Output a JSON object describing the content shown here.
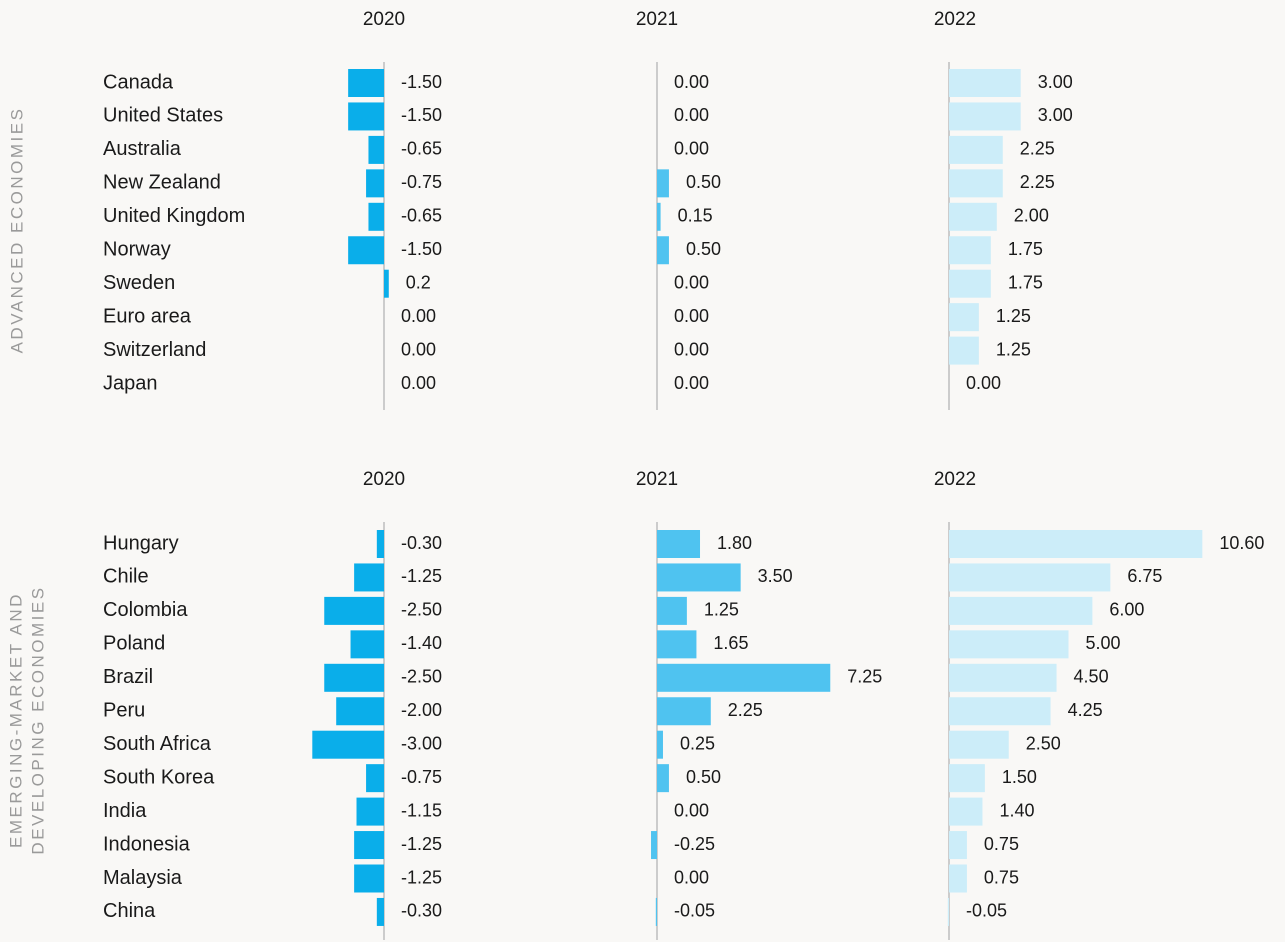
{
  "chart_data": {
    "type": "bar",
    "groups": [
      {
        "label": [
          "ADVANCED ECONOMIES"
        ],
        "categories": [
          "Canada",
          "United States",
          "Australia",
          "New Zealand",
          "United Kingdom",
          "Norway",
          "Sweden",
          "Euro area",
          "Switzerland",
          "Japan"
        ],
        "series": [
          {
            "name": "2020",
            "color": "#0aaeea",
            "values": [
              -1.5,
              -1.5,
              -0.65,
              -0.75,
              -0.65,
              -1.5,
              0.2,
              0,
              0,
              0
            ],
            "value_labels": [
              "-1.50",
              "-1.50",
              "-0.65",
              "-0.75",
              "-0.65",
              "-1.50",
              "0.2",
              "0.00",
              "0.00",
              "0.00"
            ]
          },
          {
            "name": "2021",
            "color": "#4fc3f0",
            "values": [
              0,
              0,
              0,
              0.5,
              0.15,
              0.5,
              0,
              0,
              0,
              0
            ],
            "value_labels": [
              "0.00",
              "0.00",
              "0.00",
              "0.50",
              "0.15",
              "0.50",
              "0.00",
              "0.00",
              "0.00",
              "0.00"
            ]
          },
          {
            "name": "2022",
            "color": "#ccedf9",
            "values": [
              3,
              3,
              2.25,
              2.25,
              2,
              1.75,
              1.75,
              1.25,
              1.25,
              0
            ],
            "value_labels": [
              "3.00",
              "3.00",
              "2.25",
              "2.25",
              "2.00",
              "1.75",
              "1.75",
              "1.25",
              "1.25",
              "0.00"
            ]
          }
        ]
      },
      {
        "label": [
          "EMERGING-MARKET AND",
          "DEVELOPING ECONOMIES"
        ],
        "categories": [
          "Hungary",
          "Chile",
          "Colombia",
          "Poland",
          "Brazil",
          "Peru",
          "South Africa",
          "South Korea",
          "India",
          "Indonesia",
          "Malaysia",
          "China"
        ],
        "series": [
          {
            "name": "2020",
            "color": "#0aaeea",
            "values": [
              -0.3,
              -1.25,
              -2.5,
              -1.4,
              -2.5,
              -2,
              -3,
              -0.75,
              -1.15,
              -1.25,
              -1.25,
              -0.3
            ],
            "value_labels": [
              "-0.30",
              "-1.25",
              "-2.50",
              "-1.40",
              "-2.50",
              "-2.00",
              "-3.00",
              "-0.75",
              "-1.15",
              "-1.25",
              "-1.25",
              "-0.30"
            ]
          },
          {
            "name": "2021",
            "color": "#4fc3f0",
            "values": [
              1.8,
              3.5,
              1.25,
              1.65,
              7.25,
              2.25,
              0.25,
              0.5,
              0,
              -0.25,
              0,
              -0.05
            ],
            "value_labels": [
              "1.80",
              "3.50",
              "1.25",
              "1.65",
              "7.25",
              "2.25",
              "0.25",
              "0.50",
              "0.00",
              "-0.25",
              "0.00",
              "-0.05"
            ]
          },
          {
            "name": "2022",
            "color": "#ccedf9",
            "values": [
              10.6,
              6.75,
              6,
              5,
              4.5,
              4.25,
              2.5,
              1.5,
              1.4,
              0.75,
              0.75,
              -0.05
            ],
            "value_labels": [
              "10.60",
              "6.75",
              "6.00",
              "5.00",
              "4.50",
              "4.25",
              "2.50",
              "1.50",
              "1.40",
              "0.75",
              "0.75",
              "-0.05"
            ]
          }
        ]
      }
    ]
  }
}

## What is expected
Except for the pictures, give all the material above again verbatim.

## Answer to the problem
Output a JSON object describing the content shown here.
{
  "chart_data": {
    "type": "bar",
    "groups": [
      {
        "label": [
          "ADVANCED ECONOMIES"
        ],
        "categories": [
          "Canada",
          "United States",
          "Australia",
          "New Zealand",
          "United Kingdom",
          "Norway",
          "Sweden",
          "Euro area",
          "Switzerland",
          "Japan"
        ],
        "series": [
          {
            "name": "2020",
            "color": "#0aaeea",
            "values": [
              -1.5,
              -1.5,
              -0.65,
              -0.75,
              -0.65,
              -1.5,
              0.2,
              0,
              0,
              0
            ],
            "value_labels": [
              "-1.50",
              "-1.50",
              "-0.65",
              "-0.75",
              "-0.65",
              "-1.50",
              "0.2",
              "0.00",
              "0.00",
              "0.00"
            ]
          },
          {
            "name": "2021",
            "color": "#4fc3f0",
            "values": [
              0,
              0,
              0,
              0.5,
              0.15,
              0.5,
              0,
              0,
              0,
              0
            ],
            "value_labels": [
              "0.00",
              "0.00",
              "0.00",
              "0.50",
              "0.15",
              "0.50",
              "0.00",
              "0.00",
              "0.00",
              "0.00"
            ]
          },
          {
            "name": "2022",
            "color": "#ccedf9",
            "values": [
              3,
              3,
              2.25,
              2.25,
              2,
              1.75,
              1.75,
              1.25,
              1.25,
              0
            ],
            "value_labels": [
              "3.00",
              "3.00",
              "2.25",
              "2.25",
              "2.00",
              "1.75",
              "1.75",
              "1.25",
              "1.25",
              "0.00"
            ]
          }
        ]
      },
      {
        "label": [
          "EMERGING-MARKET AND",
          "DEVELOPING ECONOMIES"
        ],
        "categories": [
          "Hungary",
          "Chile",
          "Colombia",
          "Poland",
          "Brazil",
          "Peru",
          "South Africa",
          "South Korea",
          "India",
          "Indonesia",
          "Malaysia",
          "China"
        ],
        "series": [
          {
            "name": "2020",
            "color": "#0aaeea",
            "values": [
              -0.3,
              -1.25,
              -2.5,
              -1.4,
              -2.5,
              -2,
              -3,
              -0.75,
              -1.15,
              -1.25,
              -1.25,
              -0.3
            ],
            "value_labels": [
              "-0.30",
              "-1.25",
              "-2.50",
              "-1.40",
              "-2.50",
              "-2.00",
              "-3.00",
              "-0.75",
              "-1.15",
              "-1.25",
              "-1.25",
              "-0.30"
            ]
          },
          {
            "name": "2021",
            "color": "#4fc3f0",
            "values": [
              1.8,
              3.5,
              1.25,
              1.65,
              7.25,
              2.25,
              0.25,
              0.5,
              0,
              -0.25,
              0,
              -0.05
            ],
            "value_labels": [
              "1.80",
              "3.50",
              "1.25",
              "1.65",
              "7.25",
              "2.25",
              "0.25",
              "0.50",
              "0.00",
              "-0.25",
              "0.00",
              "-0.05"
            ]
          },
          {
            "name": "2022",
            "color": "#ccedf9",
            "values": [
              10.6,
              6.75,
              6,
              5,
              4.5,
              4.25,
              2.5,
              1.5,
              1.4,
              0.75,
              0.75,
              -0.05
            ],
            "value_labels": [
              "10.60",
              "6.75",
              "6.00",
              "5.00",
              "4.50",
              "4.25",
              "2.50",
              "1.50",
              "1.40",
              "0.75",
              "0.75",
              "-0.05"
            ]
          }
        ]
      }
    ]
  }
}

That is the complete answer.